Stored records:

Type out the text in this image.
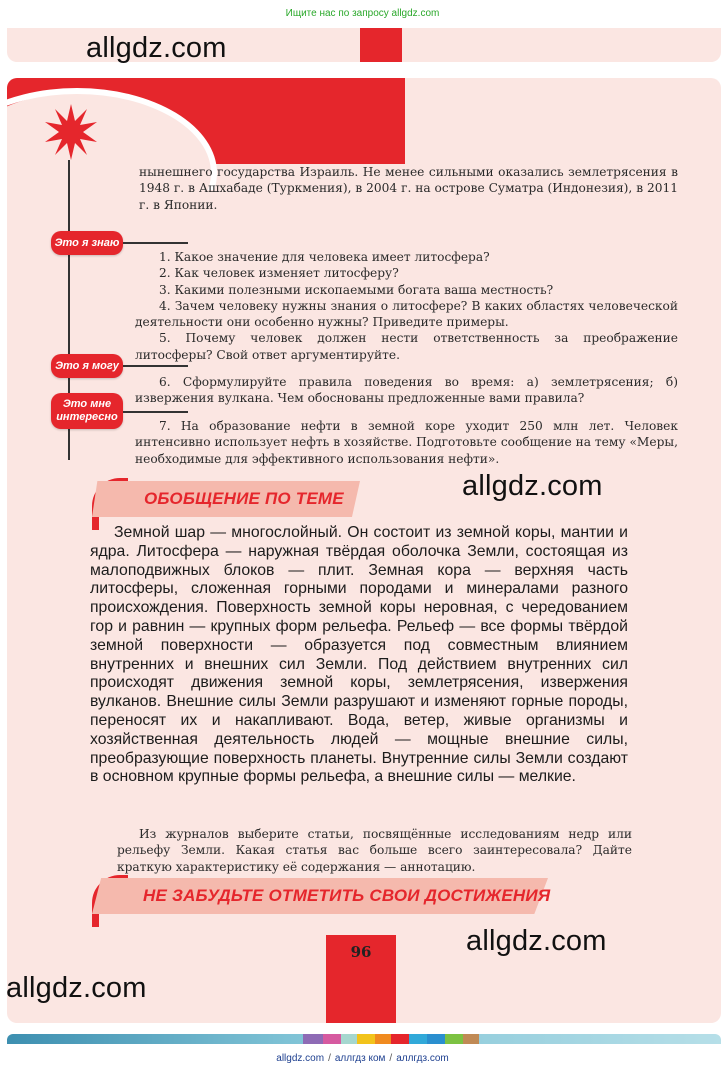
Ищите нас по запросу allgdz.com
allgdz.com
нынешнего государства Израиль. Не менее сильными оказались землетрясения в 1948 г. в Ашхабаде (Туркмения), в 2004 г. на острове Суматра (Индонезия), в 2011 г. в Японии.
Это я знаю

1. Какое значение для человека имеет литосфера?

2. Как человек изменяет литосферу?

3. Какими полезными ископаемыми богата ваша местность?

4. Зачем человеку нужны знания о литосфере? В каких областях человеческой деятельности они особенно нужны? Приведите примеры.

5. Почему человек должен нести ответственность за преображение литосферы? Свой ответ аргументируйте.

Это я могу

6. Сформулируйте правила поведения во время: а) землетрясения; б) извержения вулкана. Чем обоснованы предложенные вами правила?

Это мне
интересно

7. На образование нефти в земной коре уходит 250 млн лет. Человек интенсивно использует нефть в хозяйстве. Подготовьте сообщение на тему «Меры, необходимые для эффективного использования нефти».

ОБОБЩЕНИЕ ПО ТЕМЕ
Земной шар — многослойный. Он состоит из земной коры, мантии и ядра. Литосфера — наружная твёрдая оболочка Земли, состоящая из малоподвижных блоков — плит. Земная кора — верхняя часть литосферы, сложенная горными породами и минералами разного происхождения. Поверхность земной коры неровная, с чередованием гор и равнин — крупных форм рельефа. Рельеф — все формы твёрдой земной поверхности — образуется под совместным влиянием внутренних и внешних сил Земли. Под действием внутренних сил происходят движения земной коры, землетрясения, извержения вулканов. Внешние силы Земли разрушают и изменяют горные породы, переносят их и накапливают. Вода, ветер, живые организмы и хозяйственная деятельность людей — мощные внешние силы, преобразующие поверхность планеты. Внутренние силы Земли создают в основном крупные формы рельефа, а внешние силы — мелкие.
Из журналов выберите статьи, посвящённые исследованиям недр или рельефу Земли. Какая статья вас больше всего заинтересовала? Дайте краткую характеристику её содержания — аннотацию.
НЕ ЗАБУДЬТЕ ОТМЕТИТЬ СВОИ ДОСТИЖЕНИЯ
96
allgdz.com
allgdz.com
allgdz.com
allgdz.com / аллгдз ком / аллгдз.com
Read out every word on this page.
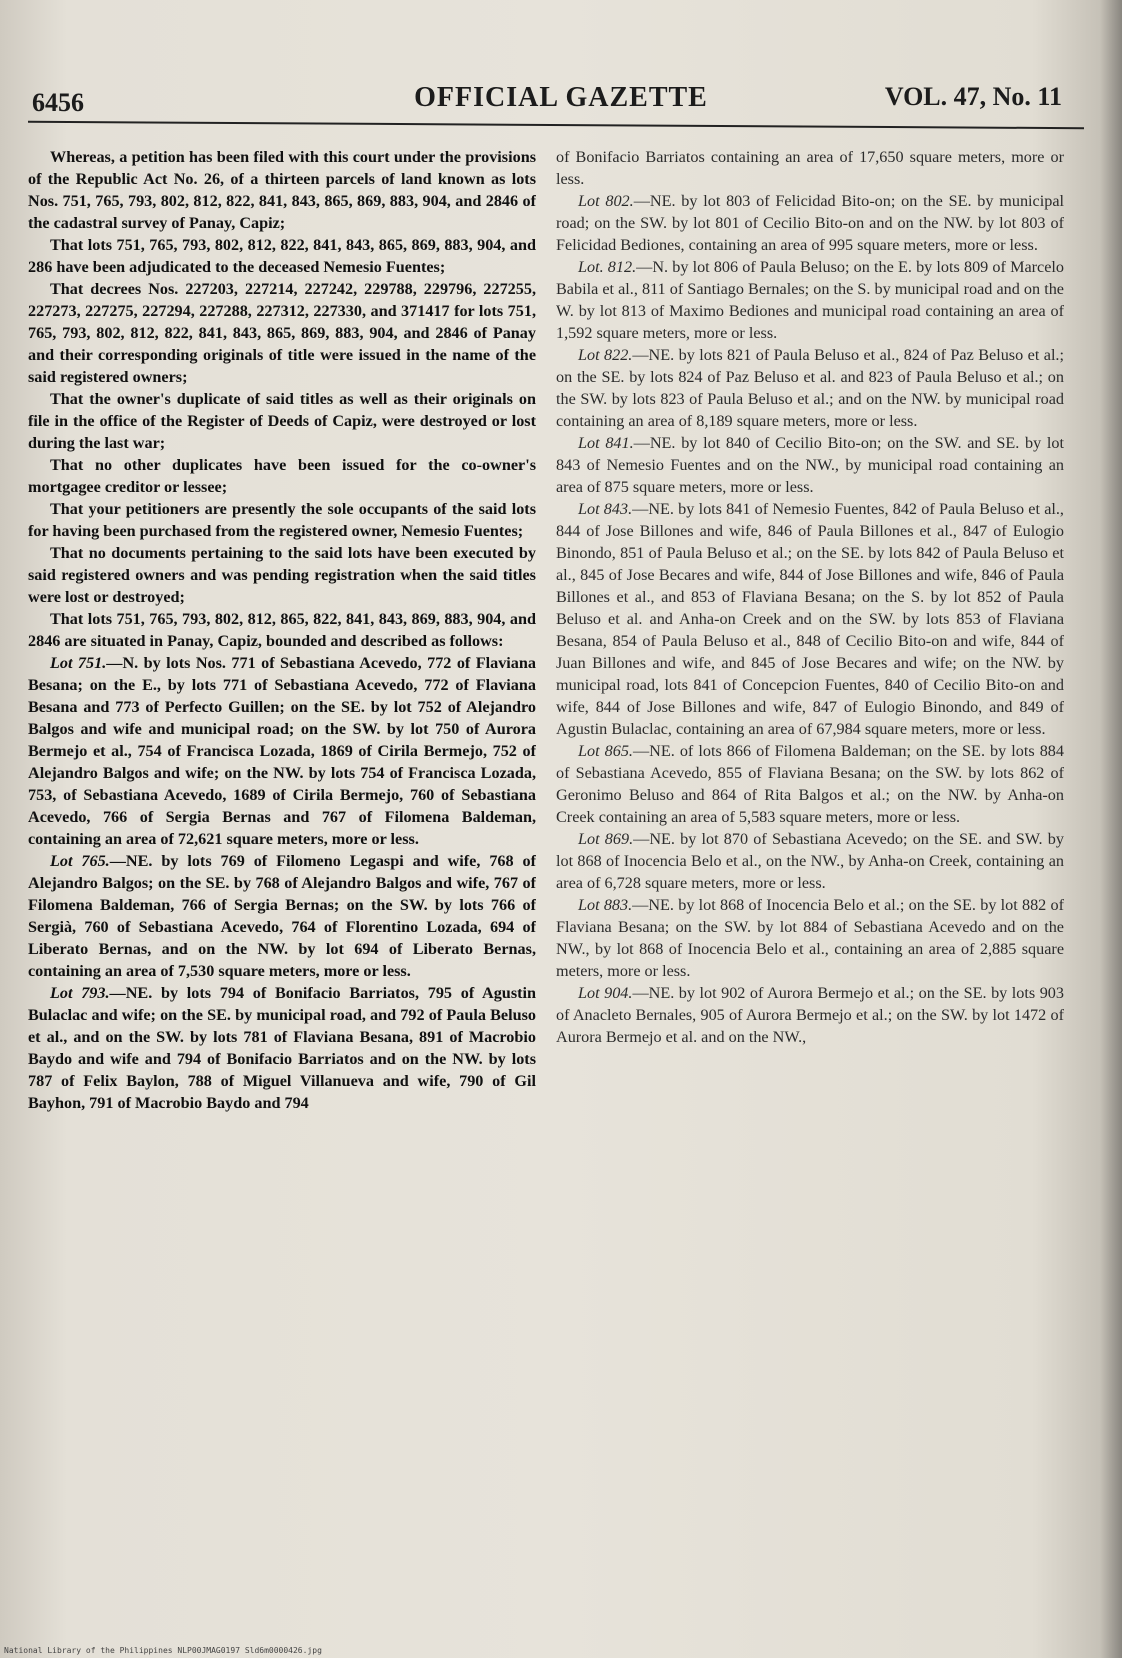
6456	OFFICIAL GAZETTE	VOL. 47, No. 11

Whereas, a petition has been filed with this court under the provisions of the Republic Act No. 26, of a thirteen parcels of land known as lots Nos. 751, 765, 793, 802, 812, 822, 841, 843, 865, 869, 883, 904, and 2846 of the cadastral survey of Panay, Capiz;

That lots 751, 765, 793, 802, 812, 822, 841, 843, 865, 869, 883, 904, and 286 have been adjudicated to the deceased Nemesio Fuentes;

That decrees Nos. 227203, 227214, 227242, 229788, 229796, 227255, 227273, 227275, 227294, 227288, 227312, 227330, and 371417 for lots 751, 765, 793, 802, 812, 822, 841, 843, 865, 869, 883, 904, and 2846 of Panay and their corresponding originals of title were issued in the name of the said registered owners;

That the owner's duplicate of said titles as well as their originals on file in the office of the Register of Deeds of Capiz, were destroyed or lost during the last war;

That no other duplicates have been issued for the co-owner's mortgagee creditor or lessee;

That your petitioners are presently the sole occupants of the said lots for having been purchased from the registered owner, Nemesio Fuentes;

That no documents pertaining to the said lots have been executed by said registered owners and was pending registration when the said titles were lost or destroyed;

That lots 751, 765, 793, 802, 812, 865, 822, 841, 843, 869, 883, 904, and 2846 are situated in Panay, Capiz, bounded and described as follows:

Lot 751.—N. by lots Nos. 771 of Sebastiana Acevedo, 772 of Flaviana Besana; on the E., by lots 771 of Sebastiana Acevedo, 772 of Flaviana Besana and 773 of Perfecto Guillen; on the SE. by lot 752 of Alejandro Balgos and wife and municipal road; on the SW. by lot 750 of Aurora Bermejo et al., 754 of Francisca Lozada, 1869 of Cirila Bermejo, 752 of Alejandro Balgos and wife; on the NW. by lots 754 of Francisca Lozada, 753, of Sebastiana Acevedo, 1689 of Cirila Bermejo, 760 of Sebastiana Acevedo, 766 of Sergia Bernas and 767 of Filomena Baldeman, containing an area of 72,621 square meters, more or less.

Lot 765.—NE. by lots 769 of Filomeno Legaspi and wife, 768 of Alejandro Balgos; on the SE. by 768 of Alejandro Balgos and wife, 767 of Filomena Baldeman, 766 of Sergia Bernas; on the SW. by lots 766 of Sergià, 760 of Sebastiana Acevedo, 764 of Florentino Lozada, 694 of Liberato Bernas, and on the NW. by lot 694 of Liberato Bernas, containing an area of 7,530 square meters, more or less.

Lot 793.—NE. by lots 794 of Bonifacio Barriatos, 795 of Agustin Bulaclac and wife; on the SE. by municipal road, and 792 of Paula Beluso et al., and on the SW. by lots 781 of Flaviana Besana, 891 of Macrobio Baydo and wife and 794 of Bonifacio Barriatos and on the NW. by lots 787 of Felix Baylon, 788 of Miguel Villanueva and wife, 790 of Gil Bayhon, 791 of Macrobio Baydo and 794

of Bonifacio Barriatos containing an area of 17,650 square meters, more or less.

Lot 802.—NE. by lot 803 of Felicidad Bito-on; on the SE. by municipal road; on the SW. by lot 801 of Cecilio Bito-on and on the NW. by lot 803 of Felicidad Bediones, containing an area of 995 square meters, more or less.

Lot. 812.—N. by lot 806 of Paula Beluso; on the E. by lots 809 of Marcelo Babila et al., 811 of Santiago Bernales; on the S. by municipal road and on the W. by lot 813 of Maximo Bediones and municipal road containing an area of 1,592 square meters, more or less.

Lot 822.—NE. by lots 821 of Paula Beluso et al., 824 of Paz Beluso et al.; on the SE. by lots 824 of Paz Beluso et al. and 823 of Paula Beluso et al.; on the SW. by lots 823 of Paula Beluso et al.; and on the NW. by municipal road containing an area of 8,189 square meters, more or less.

Lot 841.—NE. by lot 840 of Cecilio Bito-on; on the SW. and SE. by lot 843 of Nemesio Fuentes and on the NW., by municipal road containing an area of 875 square meters, more or less.

Lot 843.—NE. by lots 841 of Nemesio Fuentes, 842 of Paula Beluso et al., 844 of Jose Billones and wife, 846 of Paula Billones et al., 847 of Eulogio Binondo, 851 of Paula Beluso et al.; on the SE. by lots 842 of Paula Beluso et al., 845 of Jose Becares and wife, 844 of Jose Billones and wife, 846 of Paula Billones et al., and 853 of Flaviana Besana; on the S. by lot 852 of Paula Beluso et al. and Anha-on Creek and on the SW. by lots 853 of Flaviana Besana, 854 of Paula Beluso et al., 848 of Cecilio Bito-on and wife, 844 of Juan Billones and wife, and 845 of Jose Becares and wife; on the NW. by municipal road, lots 841 of Concepcion Fuentes, 840 of Cecilio Bito-on and wife, 844 of Jose Billones and wife, 847 of Eulogio Binondo, and 849 of Agustin Bulaclac, containing an area of 67,984 square meters, more or less.

Lot 865.—NE. of lots 866 of Filomena Baldeman; on the SE. by lots 884 of Sebastiana Acevedo, 855 of Flaviana Besana; on the SW. by lots 862 of Geronimo Beluso and 864 of Rita Balgos et al.; on the NW. by Anha-on Creek containing an area of 5,583 square meters, more or less.

Lot 869.—NE. by lot 870 of Sebastiana Acevedo; on the SE. and SW. by lot 868 of Inocencia Belo et al., on the NW., by Anha-on Creek, containing an area of 6,728 square meters, more or less.

Lot 883.—NE. by lot 868 of Inocencia Belo et al.; on the SE. by lot 882 of Flaviana Besana; on the SW. by lot 884 of Sebastiana Acevedo and on the NW., by lot 868 of Inocencia Belo et al., containing an area of 2,885 square meters, more or less.

Lot 904.—NE. by lot 902 of Aurora Bermejo et al.; on the SE. by lots 903 of Anacleto Bernales, 905 of Aurora Bermejo et al.; on the SW. by lot 1472 of Aurora Bermejo et al. and on the NW.,

National Library of the Philippines NLP00JMAG0197 Sld6m0000426.jpg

Work to do: Scan the records above for the string "Bonifacio", then select every line that holds it.

Answer to the task:
Lot 793.—NE. by lots 794 of Bonifacio Barriatos, 795 of Agustin Bulaclac and wife; on the SE. by municipal road, and 792 of Paula Beluso et al., and on the SW. by lots 781 of Flaviana Besana, 891 of Macrobio Baydo and wife and 794 of Bonifacio Barriatos and on the NW. by lots 787 of Felix Baylon, 788 of Miguel Villanueva and wife, 790 of Gil Bayhon, 791 of Macrobio Baydo and 794
of Bonifacio Barriatos containing an area of 17,650 square meters, more or less.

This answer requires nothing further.